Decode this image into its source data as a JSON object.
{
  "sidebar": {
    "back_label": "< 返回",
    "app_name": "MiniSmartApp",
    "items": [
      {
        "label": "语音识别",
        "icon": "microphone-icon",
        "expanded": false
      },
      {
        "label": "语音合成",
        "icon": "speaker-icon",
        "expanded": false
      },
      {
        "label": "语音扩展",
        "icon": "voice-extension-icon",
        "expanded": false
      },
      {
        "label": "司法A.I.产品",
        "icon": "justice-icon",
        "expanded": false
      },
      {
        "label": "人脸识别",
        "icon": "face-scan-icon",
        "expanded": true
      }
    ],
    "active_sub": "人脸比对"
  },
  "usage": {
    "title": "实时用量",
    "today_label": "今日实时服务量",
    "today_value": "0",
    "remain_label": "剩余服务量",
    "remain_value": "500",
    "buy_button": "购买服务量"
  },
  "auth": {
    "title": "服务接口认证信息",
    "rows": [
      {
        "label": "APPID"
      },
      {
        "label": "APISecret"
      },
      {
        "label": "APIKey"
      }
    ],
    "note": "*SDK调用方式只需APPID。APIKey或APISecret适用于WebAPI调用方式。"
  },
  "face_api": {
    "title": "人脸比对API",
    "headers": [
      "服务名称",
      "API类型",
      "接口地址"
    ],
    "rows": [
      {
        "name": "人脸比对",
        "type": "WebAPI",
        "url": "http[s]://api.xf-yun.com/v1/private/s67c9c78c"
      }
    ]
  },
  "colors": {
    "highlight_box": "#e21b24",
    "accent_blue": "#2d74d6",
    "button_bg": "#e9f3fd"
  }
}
────────────────────
Wherever the word "title" occurs in a line of the listing, copy that line.

    "title": "实时用量",
    "title": "服务接口认证信息",
    "title": "人脸比对API",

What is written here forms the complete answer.